* _Requirements_: Output the lines starting with the one containing "stat-value: 4: [403, 378, 416, 403]" and going on through the one containing "stat-books-with-analytics: Books with", both included, with no changes.

--- START ---

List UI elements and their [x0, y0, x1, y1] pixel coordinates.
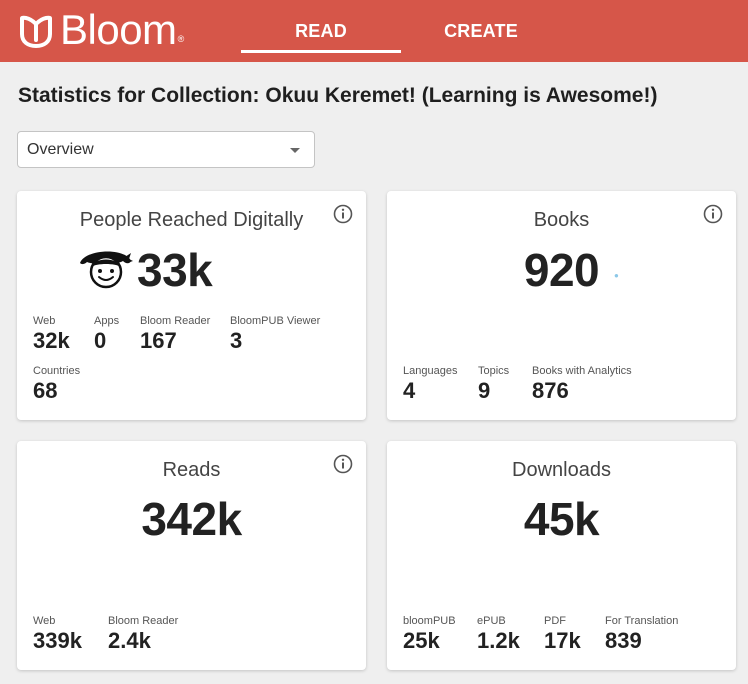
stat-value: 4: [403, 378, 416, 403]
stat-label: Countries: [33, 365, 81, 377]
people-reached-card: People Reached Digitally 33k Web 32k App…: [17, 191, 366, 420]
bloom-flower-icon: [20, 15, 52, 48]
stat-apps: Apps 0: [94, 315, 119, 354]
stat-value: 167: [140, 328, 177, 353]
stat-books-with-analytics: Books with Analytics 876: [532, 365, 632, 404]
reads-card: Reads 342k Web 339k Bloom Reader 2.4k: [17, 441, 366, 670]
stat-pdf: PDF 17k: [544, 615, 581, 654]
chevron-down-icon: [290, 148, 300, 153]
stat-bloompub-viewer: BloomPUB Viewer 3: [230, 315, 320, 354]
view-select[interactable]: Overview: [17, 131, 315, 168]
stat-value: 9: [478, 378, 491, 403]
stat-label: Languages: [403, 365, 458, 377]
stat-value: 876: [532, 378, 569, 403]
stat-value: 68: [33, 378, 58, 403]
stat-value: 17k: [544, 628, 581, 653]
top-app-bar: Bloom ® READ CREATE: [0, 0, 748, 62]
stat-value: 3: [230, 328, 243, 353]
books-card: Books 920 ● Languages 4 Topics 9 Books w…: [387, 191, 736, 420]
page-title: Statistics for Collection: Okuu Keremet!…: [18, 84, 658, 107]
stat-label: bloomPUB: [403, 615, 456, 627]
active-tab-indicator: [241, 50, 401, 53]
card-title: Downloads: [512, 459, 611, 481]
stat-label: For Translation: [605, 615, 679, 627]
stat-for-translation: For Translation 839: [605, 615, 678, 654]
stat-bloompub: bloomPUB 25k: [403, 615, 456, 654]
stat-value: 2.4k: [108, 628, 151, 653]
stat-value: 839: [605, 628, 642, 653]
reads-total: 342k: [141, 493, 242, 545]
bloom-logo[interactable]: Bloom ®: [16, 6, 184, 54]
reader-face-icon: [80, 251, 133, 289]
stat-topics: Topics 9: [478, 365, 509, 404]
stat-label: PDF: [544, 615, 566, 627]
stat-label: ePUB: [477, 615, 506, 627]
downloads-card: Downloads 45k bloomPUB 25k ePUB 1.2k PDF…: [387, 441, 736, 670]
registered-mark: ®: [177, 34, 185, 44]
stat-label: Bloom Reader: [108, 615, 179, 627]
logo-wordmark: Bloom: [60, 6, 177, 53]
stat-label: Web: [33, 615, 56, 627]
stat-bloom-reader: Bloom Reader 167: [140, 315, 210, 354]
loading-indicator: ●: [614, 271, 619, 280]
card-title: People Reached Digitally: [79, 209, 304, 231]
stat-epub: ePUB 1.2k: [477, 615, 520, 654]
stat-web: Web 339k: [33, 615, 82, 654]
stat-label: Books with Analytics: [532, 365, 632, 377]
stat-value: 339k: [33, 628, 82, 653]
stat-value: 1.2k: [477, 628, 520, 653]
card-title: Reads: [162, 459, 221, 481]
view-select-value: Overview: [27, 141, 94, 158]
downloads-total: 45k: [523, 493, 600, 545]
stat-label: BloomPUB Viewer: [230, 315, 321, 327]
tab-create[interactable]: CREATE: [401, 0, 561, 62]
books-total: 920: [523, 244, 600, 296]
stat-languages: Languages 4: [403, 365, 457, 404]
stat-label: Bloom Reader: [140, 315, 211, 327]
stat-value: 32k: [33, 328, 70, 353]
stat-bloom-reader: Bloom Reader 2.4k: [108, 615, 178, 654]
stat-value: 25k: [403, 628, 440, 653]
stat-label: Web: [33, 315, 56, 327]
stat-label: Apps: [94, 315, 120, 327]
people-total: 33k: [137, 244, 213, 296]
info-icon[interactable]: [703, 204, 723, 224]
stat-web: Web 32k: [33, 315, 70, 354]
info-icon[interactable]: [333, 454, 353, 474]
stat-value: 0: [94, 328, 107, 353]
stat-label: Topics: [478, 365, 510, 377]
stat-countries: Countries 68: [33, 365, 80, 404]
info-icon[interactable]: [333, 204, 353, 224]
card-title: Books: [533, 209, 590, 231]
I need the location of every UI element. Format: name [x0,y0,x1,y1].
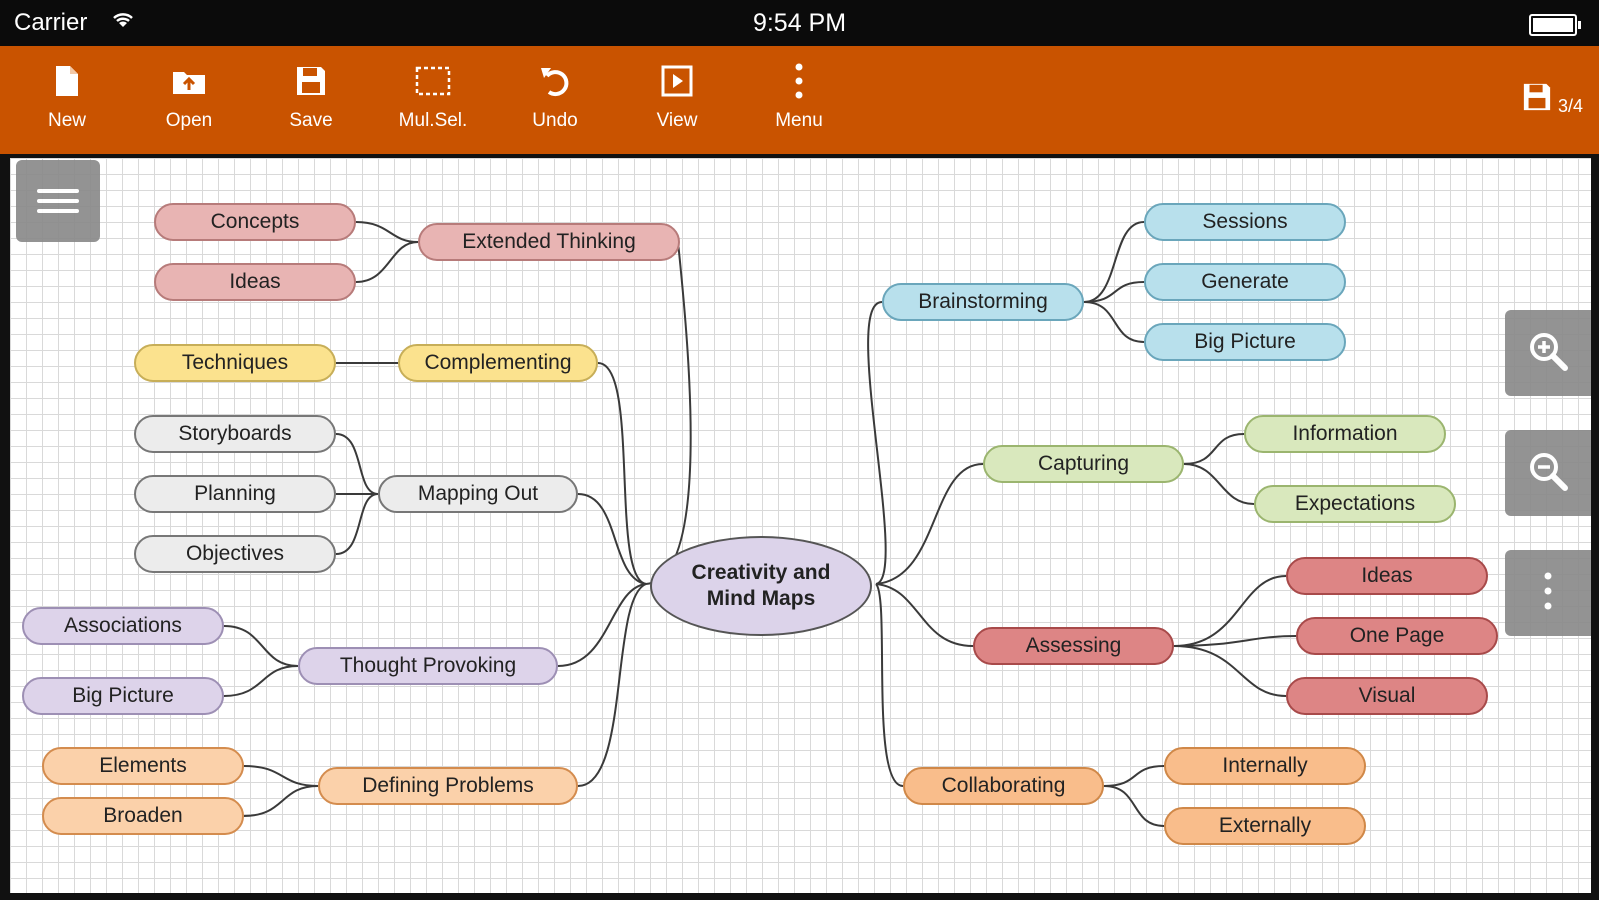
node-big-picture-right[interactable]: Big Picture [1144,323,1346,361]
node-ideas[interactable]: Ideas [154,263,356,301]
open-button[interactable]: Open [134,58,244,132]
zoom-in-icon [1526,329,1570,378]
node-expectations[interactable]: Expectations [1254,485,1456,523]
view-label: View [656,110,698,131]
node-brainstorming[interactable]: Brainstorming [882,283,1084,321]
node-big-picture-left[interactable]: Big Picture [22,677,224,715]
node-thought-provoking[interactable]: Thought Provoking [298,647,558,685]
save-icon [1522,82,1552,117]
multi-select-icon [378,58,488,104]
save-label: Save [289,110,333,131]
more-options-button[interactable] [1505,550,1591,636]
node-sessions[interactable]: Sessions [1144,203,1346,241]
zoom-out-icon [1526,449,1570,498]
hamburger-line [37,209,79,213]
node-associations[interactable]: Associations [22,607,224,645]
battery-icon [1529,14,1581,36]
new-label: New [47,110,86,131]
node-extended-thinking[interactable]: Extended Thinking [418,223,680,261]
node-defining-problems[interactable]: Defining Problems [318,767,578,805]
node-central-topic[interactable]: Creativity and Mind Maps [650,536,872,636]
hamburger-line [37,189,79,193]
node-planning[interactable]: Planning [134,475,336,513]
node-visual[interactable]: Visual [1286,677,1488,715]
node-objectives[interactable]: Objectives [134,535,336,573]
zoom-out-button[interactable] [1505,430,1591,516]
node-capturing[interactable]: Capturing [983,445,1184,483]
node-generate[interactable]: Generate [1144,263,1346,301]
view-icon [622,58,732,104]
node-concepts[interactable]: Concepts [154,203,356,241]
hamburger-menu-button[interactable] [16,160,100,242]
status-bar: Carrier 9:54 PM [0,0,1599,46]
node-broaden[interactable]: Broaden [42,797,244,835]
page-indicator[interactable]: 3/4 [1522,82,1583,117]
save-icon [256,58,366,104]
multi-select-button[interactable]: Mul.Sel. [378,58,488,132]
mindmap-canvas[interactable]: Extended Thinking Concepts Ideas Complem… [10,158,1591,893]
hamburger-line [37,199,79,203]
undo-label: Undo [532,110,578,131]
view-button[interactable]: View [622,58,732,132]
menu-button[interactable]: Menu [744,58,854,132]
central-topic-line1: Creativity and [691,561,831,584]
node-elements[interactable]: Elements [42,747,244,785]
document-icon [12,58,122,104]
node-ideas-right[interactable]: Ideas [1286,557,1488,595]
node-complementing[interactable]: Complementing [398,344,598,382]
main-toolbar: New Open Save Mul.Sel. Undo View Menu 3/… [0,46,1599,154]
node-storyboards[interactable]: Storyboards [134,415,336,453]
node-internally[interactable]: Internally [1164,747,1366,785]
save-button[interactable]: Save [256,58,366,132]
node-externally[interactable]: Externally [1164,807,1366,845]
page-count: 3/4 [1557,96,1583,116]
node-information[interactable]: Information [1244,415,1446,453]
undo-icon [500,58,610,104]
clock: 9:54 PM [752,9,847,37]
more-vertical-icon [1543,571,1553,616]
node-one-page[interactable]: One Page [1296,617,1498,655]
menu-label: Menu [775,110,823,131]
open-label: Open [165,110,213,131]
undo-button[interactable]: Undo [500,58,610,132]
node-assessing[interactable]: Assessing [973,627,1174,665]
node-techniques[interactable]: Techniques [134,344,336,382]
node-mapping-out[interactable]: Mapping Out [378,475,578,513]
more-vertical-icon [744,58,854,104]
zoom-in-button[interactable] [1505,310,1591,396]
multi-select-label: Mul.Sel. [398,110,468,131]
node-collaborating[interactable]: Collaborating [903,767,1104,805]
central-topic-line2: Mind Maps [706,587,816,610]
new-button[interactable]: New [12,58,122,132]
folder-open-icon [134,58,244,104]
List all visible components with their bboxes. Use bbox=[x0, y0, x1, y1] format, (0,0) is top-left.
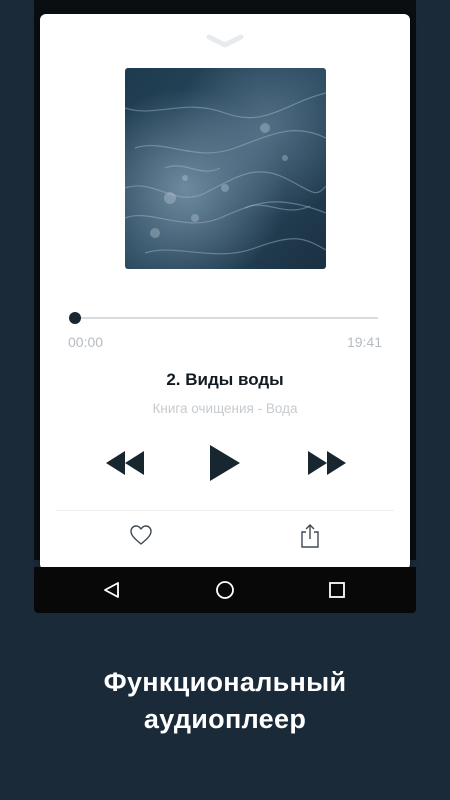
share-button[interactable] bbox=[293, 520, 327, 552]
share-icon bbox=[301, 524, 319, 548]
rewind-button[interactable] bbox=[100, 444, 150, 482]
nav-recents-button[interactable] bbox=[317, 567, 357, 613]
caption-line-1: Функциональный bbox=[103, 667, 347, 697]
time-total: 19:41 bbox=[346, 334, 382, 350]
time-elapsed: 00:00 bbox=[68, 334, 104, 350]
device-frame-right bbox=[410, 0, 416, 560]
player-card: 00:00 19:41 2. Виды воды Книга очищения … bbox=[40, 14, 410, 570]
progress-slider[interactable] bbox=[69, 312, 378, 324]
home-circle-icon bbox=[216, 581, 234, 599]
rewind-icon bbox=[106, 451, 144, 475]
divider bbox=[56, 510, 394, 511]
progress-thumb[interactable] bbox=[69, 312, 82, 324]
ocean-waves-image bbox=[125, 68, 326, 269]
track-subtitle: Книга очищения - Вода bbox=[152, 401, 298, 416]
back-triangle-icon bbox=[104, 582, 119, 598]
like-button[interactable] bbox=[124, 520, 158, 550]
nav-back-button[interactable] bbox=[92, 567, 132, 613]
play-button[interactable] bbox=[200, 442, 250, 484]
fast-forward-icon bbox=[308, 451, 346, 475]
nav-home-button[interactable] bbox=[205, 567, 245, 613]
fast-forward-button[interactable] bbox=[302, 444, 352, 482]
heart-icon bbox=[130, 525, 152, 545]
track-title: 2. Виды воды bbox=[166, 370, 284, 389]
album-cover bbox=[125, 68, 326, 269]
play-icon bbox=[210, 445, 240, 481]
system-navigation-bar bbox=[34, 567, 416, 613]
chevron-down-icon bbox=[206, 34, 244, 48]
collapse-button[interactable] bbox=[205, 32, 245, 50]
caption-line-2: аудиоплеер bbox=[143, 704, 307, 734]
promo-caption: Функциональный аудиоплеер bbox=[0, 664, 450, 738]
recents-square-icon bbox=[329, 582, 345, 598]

--- END ---

* _Task output_:
stat-value: 4: [403, 378, 416, 403]
stat-label: Countries: [33, 365, 81, 377]
people-reached-card: People Reached Digitally 33k Web 32k App…: [17, 191, 366, 420]
bloom-flower-icon: [20, 15, 52, 48]
stat-apps: Apps 0: [94, 315, 119, 354]
stat-value: 167: [140, 328, 177, 353]
stat-books-with-analytics: Books with Analytics 876: [532, 365, 632, 404]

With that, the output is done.